___ Data to process ___

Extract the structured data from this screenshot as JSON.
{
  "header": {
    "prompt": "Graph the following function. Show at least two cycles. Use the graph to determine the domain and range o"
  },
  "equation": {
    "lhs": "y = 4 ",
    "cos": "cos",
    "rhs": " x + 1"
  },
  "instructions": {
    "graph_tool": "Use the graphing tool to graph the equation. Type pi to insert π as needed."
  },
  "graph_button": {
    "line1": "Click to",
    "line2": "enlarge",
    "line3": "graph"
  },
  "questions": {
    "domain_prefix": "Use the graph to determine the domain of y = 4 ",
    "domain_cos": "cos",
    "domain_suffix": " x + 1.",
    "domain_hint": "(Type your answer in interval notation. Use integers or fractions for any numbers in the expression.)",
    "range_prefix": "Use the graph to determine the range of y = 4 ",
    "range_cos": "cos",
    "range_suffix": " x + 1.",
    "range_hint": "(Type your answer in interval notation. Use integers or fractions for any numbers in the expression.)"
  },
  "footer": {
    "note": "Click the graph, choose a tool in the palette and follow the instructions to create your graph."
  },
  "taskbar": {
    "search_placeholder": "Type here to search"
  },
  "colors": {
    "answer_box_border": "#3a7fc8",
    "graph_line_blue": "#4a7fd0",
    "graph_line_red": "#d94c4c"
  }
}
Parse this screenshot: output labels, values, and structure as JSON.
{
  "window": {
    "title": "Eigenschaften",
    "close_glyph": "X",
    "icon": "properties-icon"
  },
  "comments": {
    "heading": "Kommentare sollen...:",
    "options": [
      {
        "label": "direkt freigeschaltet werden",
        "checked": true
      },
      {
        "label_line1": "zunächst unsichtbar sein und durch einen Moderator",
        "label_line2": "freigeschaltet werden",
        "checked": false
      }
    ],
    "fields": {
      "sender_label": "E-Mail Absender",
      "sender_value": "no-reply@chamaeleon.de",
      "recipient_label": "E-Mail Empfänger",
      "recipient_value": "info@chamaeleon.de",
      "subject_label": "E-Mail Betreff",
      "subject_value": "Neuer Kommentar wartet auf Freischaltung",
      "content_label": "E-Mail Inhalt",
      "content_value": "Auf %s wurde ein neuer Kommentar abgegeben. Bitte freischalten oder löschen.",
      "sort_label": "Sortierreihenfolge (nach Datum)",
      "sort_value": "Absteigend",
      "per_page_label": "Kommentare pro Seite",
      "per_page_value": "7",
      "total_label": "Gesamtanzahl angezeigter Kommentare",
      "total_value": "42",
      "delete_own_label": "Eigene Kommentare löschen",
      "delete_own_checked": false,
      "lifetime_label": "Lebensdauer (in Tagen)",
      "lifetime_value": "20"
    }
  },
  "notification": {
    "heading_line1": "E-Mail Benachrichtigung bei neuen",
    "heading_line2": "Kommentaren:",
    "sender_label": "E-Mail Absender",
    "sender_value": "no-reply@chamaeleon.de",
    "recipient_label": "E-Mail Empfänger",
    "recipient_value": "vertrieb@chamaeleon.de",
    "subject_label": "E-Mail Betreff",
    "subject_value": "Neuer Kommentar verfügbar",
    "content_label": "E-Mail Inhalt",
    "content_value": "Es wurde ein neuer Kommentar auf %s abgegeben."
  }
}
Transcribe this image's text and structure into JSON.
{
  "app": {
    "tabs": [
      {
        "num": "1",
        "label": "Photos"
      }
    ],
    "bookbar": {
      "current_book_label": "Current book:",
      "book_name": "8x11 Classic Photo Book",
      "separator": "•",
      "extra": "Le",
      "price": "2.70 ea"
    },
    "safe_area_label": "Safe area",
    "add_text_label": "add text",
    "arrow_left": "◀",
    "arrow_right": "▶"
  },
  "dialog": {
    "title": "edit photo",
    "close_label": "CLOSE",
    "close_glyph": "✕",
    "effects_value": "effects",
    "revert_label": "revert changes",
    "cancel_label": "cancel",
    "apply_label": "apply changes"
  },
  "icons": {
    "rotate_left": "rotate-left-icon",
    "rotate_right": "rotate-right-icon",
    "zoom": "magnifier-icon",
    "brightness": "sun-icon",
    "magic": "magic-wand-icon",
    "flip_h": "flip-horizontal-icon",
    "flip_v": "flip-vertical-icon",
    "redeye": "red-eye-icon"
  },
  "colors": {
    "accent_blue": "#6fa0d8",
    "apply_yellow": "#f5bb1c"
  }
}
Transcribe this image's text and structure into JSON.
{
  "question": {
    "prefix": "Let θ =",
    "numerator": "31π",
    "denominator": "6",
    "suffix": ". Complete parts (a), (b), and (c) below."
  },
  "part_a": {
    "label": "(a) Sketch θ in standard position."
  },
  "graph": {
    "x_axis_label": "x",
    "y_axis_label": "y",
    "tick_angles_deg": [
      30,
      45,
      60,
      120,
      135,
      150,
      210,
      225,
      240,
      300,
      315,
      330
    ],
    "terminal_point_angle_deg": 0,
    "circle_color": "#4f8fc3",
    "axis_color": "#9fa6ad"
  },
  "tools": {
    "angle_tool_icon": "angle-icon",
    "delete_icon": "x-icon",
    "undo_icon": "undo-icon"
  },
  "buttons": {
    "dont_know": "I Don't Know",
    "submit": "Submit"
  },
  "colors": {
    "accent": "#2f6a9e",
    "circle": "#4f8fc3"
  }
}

___

### Goal of the exercise
From the first line to the last, please quote the material above exactly.

### Solution for this task
Extract the structured data from this screenshot as JSON.
{
  "header": {
    "prompt": "Graph the following function. Show at least two cycles. Use the graph to determine the domain and range o"
  },
  "equation": {
    "lhs": "y = 4 ",
    "cos": "cos",
    "rhs": " x + 1"
  },
  "instructions": {
    "graph_tool": "Use the graphing tool to graph the equation. Type pi to insert π as needed."
  },
  "graph_button": {
    "line1": "Click to",
    "line2": "enlarge",
    "line3": "graph"
  },
  "questions": {
    "domain_prefix": "Use the graph to determine the domain of y = 4 ",
    "domain_cos": "cos",
    "domain_suffix": " x + 1.",
    "domain_hint": "(Type your answer in interval notation. Use integers or fractions for any numbers in the expression.)",
    "range_prefix": "Use the graph to determine the range of y = 4 ",
    "range_cos": "cos",
    "range_suffix": " x + 1.",
    "range_hint": "(Type your answer in interval notation. Use integers or fractions for any numbers in the expression.)"
  },
  "footer": {
    "note": "Click the graph, choose a tool in the palette and follow the instructions to create your graph."
  },
  "taskbar": {
    "search_placeholder": "Type here to search"
  },
  "colors": {
    "answer_box_border": "#3a7fc8",
    "graph_line_blue": "#4a7fd0",
    "graph_line_red": "#d94c4c"
  }
}
Parse this screenshot: output labels, values, and structure as JSON.
{
  "window": {
    "title": "Eigenschaften",
    "close_glyph": "X",
    "icon": "properties-icon"
  },
  "comments": {
    "heading": "Kommentare sollen...:",
    "options": [
      {
        "label": "direkt freigeschaltet werden",
        "checked": true
      },
      {
        "label_line1": "zunächst unsichtbar sein und durch einen Moderator",
        "label_line2": "freigeschaltet werden",
        "checked": false
      }
    ],
    "fields": {
      "sender_label": "E-Mail Absender",
      "sender_value": "no-reply@chamaeleon.de",
      "recipient_label": "E-Mail Empfänger",
      "recipient_value": "info@chamaeleon.de",
      "subject_label": "E-Mail Betreff",
      "subject_value": "Neuer Kommentar wartet auf Freischaltung",
      "content_label": "E-Mail Inhalt",
      "content_value": "Auf %s wurde ein neuer Kommentar abgegeben. Bitte freischalten oder löschen.",
      "sort_label": "Sortierreihenfolge (nach Datum)",
      "sort_value": "Absteigend",
      "per_page_label": "Kommentare pro Seite",
      "per_page_value": "7",
      "total_label": "Gesamtanzahl angezeigter Kommentare",
      "total_value": "42",
      "delete_own_label": "Eigene Kommentare löschen",
      "delete_own_checked": false,
      "lifetime_label": "Lebensdauer (in Tagen)",
      "lifetime_value": "20"
    }
  },
  "notification": {
    "heading_line1": "E-Mail Benachrichtigung bei neuen",
    "heading_line2": "Kommentaren:",
    "sender_label": "E-Mail Absender",
    "sender_value": "no-reply@chamaeleon.de",
    "recipient_label": "E-Mail Empfänger",
    "recipient_value": "vertrieb@chamaeleon.de",
    "subject_label": "E-Mail Betreff",
    "subject_value": "Neuer Kommentar verfügbar",
    "content_label": "E-Mail Inhalt",
    "content_value": "Es wurde ein neuer Kommentar auf %s abgegeben."
  }
}
Transcribe this image's text and structure into JSON.
{
  "app": {
    "tabs": [
      {
        "num": "1",
        "label": "Photos"
      }
    ],
    "bookbar": {
      "current_book_label": "Current book:",
      "book_name": "8x11 Classic Photo Book",
      "separator": "•",
      "extra": "Le",
      "price": "2.70 ea"
    },
    "safe_area_label": "Safe area",
    "add_text_label": "add text",
    "arrow_left": "◀",
    "arrow_right": "▶"
  },
  "dialog": {
    "title": "edit photo",
    "close_label": "CLOSE",
    "close_glyph": "✕",
    "effects_value": "effects",
    "revert_label": "revert changes",
    "cancel_label": "cancel",
    "apply_label": "apply changes"
  },
  "icons": {
    "rotate_left": "rotate-left-icon",
    "rotate_right": "rotate-right-icon",
    "zoom": "magnifier-icon",
    "brightness": "sun-icon",
    "magic": "magic-wand-icon",
    "flip_h": "flip-horizontal-icon",
    "flip_v": "flip-vertical-icon",
    "redeye": "red-eye-icon"
  },
  "colors": {
    "accent_blue": "#6fa0d8",
    "apply_yellow": "#f5bb1c"
  }
}
Transcribe this image's text and structure into JSON.
{
  "question": {
    "prefix": "Let θ =",
    "numerator": "31π",
    "denominator": "6",
    "suffix": ". Complete parts (a), (b), and (c) below."
  },
  "part_a": {
    "label": "(a) Sketch θ in standard position."
  },
  "graph": {
    "x_axis_label": "x",
    "y_axis_label": "y",
    "tick_angles_deg": [
      30,
      45,
      60,
      120,
      135,
      150,
      210,
      225,
      240,
      300,
      315,
      330
    ],
    "terminal_point_angle_deg": 0,
    "circle_color": "#4f8fc3",
    "axis_color": "#9fa6ad"
  },
  "tools": {
    "angle_tool_icon": "angle-icon",
    "delete_icon": "x-icon",
    "undo_icon": "undo-icon"
  },
  "buttons": {
    "dont_know": "I Don't Know",
    "submit": "Submit"
  },
  "colors": {
    "accent": "#2f6a9e",
    "circle": "#4f8fc3"
  }
}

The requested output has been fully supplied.